(Recorded data)
((
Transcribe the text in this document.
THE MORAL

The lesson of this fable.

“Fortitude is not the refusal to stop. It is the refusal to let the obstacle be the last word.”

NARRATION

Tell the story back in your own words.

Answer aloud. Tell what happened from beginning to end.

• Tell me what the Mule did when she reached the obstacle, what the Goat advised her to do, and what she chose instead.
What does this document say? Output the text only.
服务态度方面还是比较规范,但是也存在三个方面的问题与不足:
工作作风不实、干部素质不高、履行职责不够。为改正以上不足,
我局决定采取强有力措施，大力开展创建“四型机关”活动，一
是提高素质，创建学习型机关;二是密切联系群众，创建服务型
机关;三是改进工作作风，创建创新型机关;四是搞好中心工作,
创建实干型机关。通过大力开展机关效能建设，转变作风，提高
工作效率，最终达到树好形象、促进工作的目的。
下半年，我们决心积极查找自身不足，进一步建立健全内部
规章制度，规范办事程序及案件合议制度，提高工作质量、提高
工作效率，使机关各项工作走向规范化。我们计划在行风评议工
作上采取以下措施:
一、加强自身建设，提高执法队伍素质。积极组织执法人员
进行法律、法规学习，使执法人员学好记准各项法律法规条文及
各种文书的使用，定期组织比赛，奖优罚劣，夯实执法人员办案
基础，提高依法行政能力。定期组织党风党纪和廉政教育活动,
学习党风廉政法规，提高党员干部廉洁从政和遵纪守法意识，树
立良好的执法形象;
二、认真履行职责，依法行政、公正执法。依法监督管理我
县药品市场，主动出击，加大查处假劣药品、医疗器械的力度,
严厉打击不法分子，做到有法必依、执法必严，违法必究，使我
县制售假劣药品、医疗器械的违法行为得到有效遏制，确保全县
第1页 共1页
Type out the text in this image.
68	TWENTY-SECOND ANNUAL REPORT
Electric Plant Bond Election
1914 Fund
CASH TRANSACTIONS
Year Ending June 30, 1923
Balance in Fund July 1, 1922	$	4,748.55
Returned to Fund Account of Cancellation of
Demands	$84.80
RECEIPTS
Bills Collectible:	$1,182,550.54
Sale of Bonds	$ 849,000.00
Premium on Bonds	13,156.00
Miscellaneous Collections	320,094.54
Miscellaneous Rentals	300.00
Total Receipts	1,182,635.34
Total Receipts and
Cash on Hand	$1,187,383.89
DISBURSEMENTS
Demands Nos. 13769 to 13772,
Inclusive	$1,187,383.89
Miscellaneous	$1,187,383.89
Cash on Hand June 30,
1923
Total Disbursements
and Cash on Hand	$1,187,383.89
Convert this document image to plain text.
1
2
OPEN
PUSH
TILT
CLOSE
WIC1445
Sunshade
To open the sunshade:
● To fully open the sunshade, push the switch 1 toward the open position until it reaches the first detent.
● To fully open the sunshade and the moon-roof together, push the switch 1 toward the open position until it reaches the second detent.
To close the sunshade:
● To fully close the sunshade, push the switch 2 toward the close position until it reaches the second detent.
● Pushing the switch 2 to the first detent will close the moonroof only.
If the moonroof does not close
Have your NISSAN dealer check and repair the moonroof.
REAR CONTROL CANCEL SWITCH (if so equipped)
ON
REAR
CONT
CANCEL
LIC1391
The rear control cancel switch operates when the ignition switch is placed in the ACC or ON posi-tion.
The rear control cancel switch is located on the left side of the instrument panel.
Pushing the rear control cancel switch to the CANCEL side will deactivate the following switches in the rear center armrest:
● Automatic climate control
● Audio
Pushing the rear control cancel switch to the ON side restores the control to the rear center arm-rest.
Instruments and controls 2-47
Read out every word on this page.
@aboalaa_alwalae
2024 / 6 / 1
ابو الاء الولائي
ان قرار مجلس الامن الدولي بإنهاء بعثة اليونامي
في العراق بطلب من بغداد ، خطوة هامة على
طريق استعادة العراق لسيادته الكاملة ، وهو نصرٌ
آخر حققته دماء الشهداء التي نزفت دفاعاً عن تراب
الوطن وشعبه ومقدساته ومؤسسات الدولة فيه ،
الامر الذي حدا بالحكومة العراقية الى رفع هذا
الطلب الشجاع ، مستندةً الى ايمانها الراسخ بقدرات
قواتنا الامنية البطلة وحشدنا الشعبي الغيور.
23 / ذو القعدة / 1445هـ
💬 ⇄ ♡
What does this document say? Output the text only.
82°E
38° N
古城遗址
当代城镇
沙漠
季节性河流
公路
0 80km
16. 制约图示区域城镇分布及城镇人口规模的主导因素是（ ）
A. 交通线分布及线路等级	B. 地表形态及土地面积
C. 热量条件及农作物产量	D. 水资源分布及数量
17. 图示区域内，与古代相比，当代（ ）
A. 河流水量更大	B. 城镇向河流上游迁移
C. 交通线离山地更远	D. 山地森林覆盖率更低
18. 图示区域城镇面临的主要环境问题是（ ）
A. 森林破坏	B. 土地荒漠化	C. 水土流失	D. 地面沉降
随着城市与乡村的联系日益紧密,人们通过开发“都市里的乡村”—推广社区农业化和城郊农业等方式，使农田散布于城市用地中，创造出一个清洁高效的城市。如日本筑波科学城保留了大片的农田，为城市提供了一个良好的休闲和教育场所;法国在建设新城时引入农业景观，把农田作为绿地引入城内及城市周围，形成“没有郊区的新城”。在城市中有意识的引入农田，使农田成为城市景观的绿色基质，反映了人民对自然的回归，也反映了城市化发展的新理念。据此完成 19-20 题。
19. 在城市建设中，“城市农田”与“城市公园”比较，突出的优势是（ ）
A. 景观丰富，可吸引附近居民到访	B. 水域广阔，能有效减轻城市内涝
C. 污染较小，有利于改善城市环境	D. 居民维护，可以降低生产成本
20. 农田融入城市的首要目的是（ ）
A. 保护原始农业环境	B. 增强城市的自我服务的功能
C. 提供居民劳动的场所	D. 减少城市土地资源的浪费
))
INSTRUCTIONS FOR THE TASK: All of the data needs to be reproduced exactly, with no line missing.

OUTPUT FOR THIS TASK:
Transcribe the text in this document.
THE MORAL

The lesson of this fable.

“Fortitude is not the refusal to stop. It is the refusal to let the obstacle be the last word.”

NARRATION

Tell the story back in your own words.

Answer aloud. Tell what happened from beginning to end.

• Tell me what the Mule did when she reached the obstacle, what the Goat advised her to do, and what she chose instead.
What does this document say? Output the text only.
服务态度方面还是比较规范,但是也存在三个方面的问题与不足:
工作作风不实、干部素质不高、履行职责不够。为改正以上不足,
我局决定采取强有力措施，大力开展创建“四型机关”活动，一
是提高素质，创建学习型机关;二是密切联系群众，创建服务型
机关;三是改进工作作风，创建创新型机关;四是搞好中心工作,
创建实干型机关。通过大力开展机关效能建设，转变作风，提高
工作效率，最终达到树好形象、促进工作的目的。
下半年，我们决心积极查找自身不足，进一步建立健全内部
规章制度，规范办事程序及案件合议制度，提高工作质量、提高
工作效率，使机关各项工作走向规范化。我们计划在行风评议工
作上采取以下措施:
一、加强自身建设，提高执法队伍素质。积极组织执法人员
进行法律、法规学习，使执法人员学好记准各项法律法规条文及
各种文书的使用，定期组织比赛，奖优罚劣，夯实执法人员办案
基础，提高依法行政能力。定期组织党风党纪和廉政教育活动,
学习党风廉政法规，提高党员干部廉洁从政和遵纪守法意识，树
立良好的执法形象;
二、认真履行职责，依法行政、公正执法。依法监督管理我
县药品市场，主动出击，加大查处假劣药品、医疗器械的力度,
严厉打击不法分子，做到有法必依、执法必严，违法必究，使我
县制售假劣药品、医疗器械的违法行为得到有效遏制，确保全县
第1页 共1页
Type out the text in this image.
68	TWENTY-SECOND ANNUAL REPORT
Electric Plant Bond Election
1914 Fund
CASH TRANSACTIONS
Year Ending June 30, 1923
Balance in Fund July 1, 1922	$	4,748.55
Returned to Fund Account of Cancellation of
Demands	$84.80
RECEIPTS
Bills Collectible:	$1,182,550.54
Sale of Bonds	$ 849,000.00
Premium on Bonds	13,156.00
Miscellaneous Collections	320,094.54
Miscellaneous Rentals	300.00
Total Receipts	1,182,635.34
Total Receipts and
Cash on Hand	$1,187,383.89
DISBURSEMENTS
Demands Nos. 13769 to 13772,
Inclusive	$1,187,383.89
Miscellaneous	$1,187,383.89
Cash on Hand June 30,
1923
Total Disbursements
and Cash on Hand	$1,187,383.89
Convert this document image to plain text.
1
2
OPEN
PUSH
TILT
CLOSE
WIC1445
Sunshade
To open the sunshade:
● To fully open the sunshade, push the switch 1 toward the open position until it reaches the first detent.
● To fully open the sunshade and the moon-roof together, push the switch 1 toward the open position until it reaches the second detent.
To close the sunshade:
● To fully close the sunshade, push the switch 2 toward the close position until it reaches the second detent.
● Pushing the switch 2 to the first detent will close the moonroof only.
If the moonroof does not close
Have your NISSAN dealer check and repair the moonroof.
REAR CONTROL CANCEL SWITCH (if so equipped)
ON
REAR
CONT
CANCEL
LIC1391
The rear control cancel switch operates when the ignition switch is placed in the ACC or ON posi-tion.
The rear control cancel switch is located on the left side of the instrument panel.
Pushing the rear control cancel switch to the CANCEL side will deactivate the following switches in the rear center armrest:
● Automatic climate control
● Audio
Pushing the rear control cancel switch to the ON side restores the control to the rear center arm-rest.
Instruments and controls 2-47
Read out every word on this page.
@aboalaa_alwalae
2024 / 6 / 1
ابو الاء الولائي
ان قرار مجلس الامن الدولي بإنهاء بعثة اليونامي
في العراق بطلب من بغداد ، خطوة هامة على
طريق استعادة العراق لسيادته الكاملة ، وهو نصرٌ
آخر حققته دماء الشهداء التي نزفت دفاعاً عن تراب
الوطن وشعبه ومقدساته ومؤسسات الدولة فيه ،
الامر الذي حدا بالحكومة العراقية الى رفع هذا
الطلب الشجاع ، مستندةً الى ايمانها الراسخ بقدرات
قواتنا الامنية البطلة وحشدنا الشعبي الغيور.
23 / ذو القعدة / 1445هـ
💬 ⇄ ♡
What does this document say? Output the text only.
82°E
38° N
古城遗址
当代城镇
沙漠
季节性河流
公路
0 80km
16. 制约图示区域城镇分布及城镇人口规模的主导因素是（ ）
A. 交通线分布及线路等级	B. 地表形态及土地面积
C. 热量条件及农作物产量	D. 水资源分布及数量
17. 图示区域内，与古代相比，当代（ ）
A. 河流水量更大	B. 城镇向河流上游迁移
C. 交通线离山地更远	D. 山地森林覆盖率更低
18. 图示区域城镇面临的主要环境问题是（ ）
A. 森林破坏	B. 土地荒漠化	C. 水土流失	D. 地面沉降
随着城市与乡村的联系日益紧密,人们通过开发“都市里的乡村”—推广社区农业化和城郊农业等方式，使农田散布于城市用地中，创造出一个清洁高效的城市。如日本筑波科学城保留了大片的农田，为城市提供了一个良好的休闲和教育场所;法国在建设新城时引入农业景观，把农田作为绿地引入城内及城市周围，形成“没有郊区的新城”。在城市中有意识的引入农田，使农田成为城市景观的绿色基质，反映了人民对自然的回归，也反映了城市化发展的新理念。据此完成 19-20 题。
19. 在城市建设中，“城市农田”与“城市公园”比较，突出的优势是（ ）
A. 景观丰富，可吸引附近居民到访	B. 水域广阔，能有效减轻城市内涝
C. 污染较小，有利于改善城市环境	D. 居民维护，可以降低生产成本
20. 农田融入城市的首要目的是（ ）
A. 保护原始农业环境	B. 增强城市的自我服务的功能
C. 提供居民劳动的场所	D. 减少城市土地资源的浪费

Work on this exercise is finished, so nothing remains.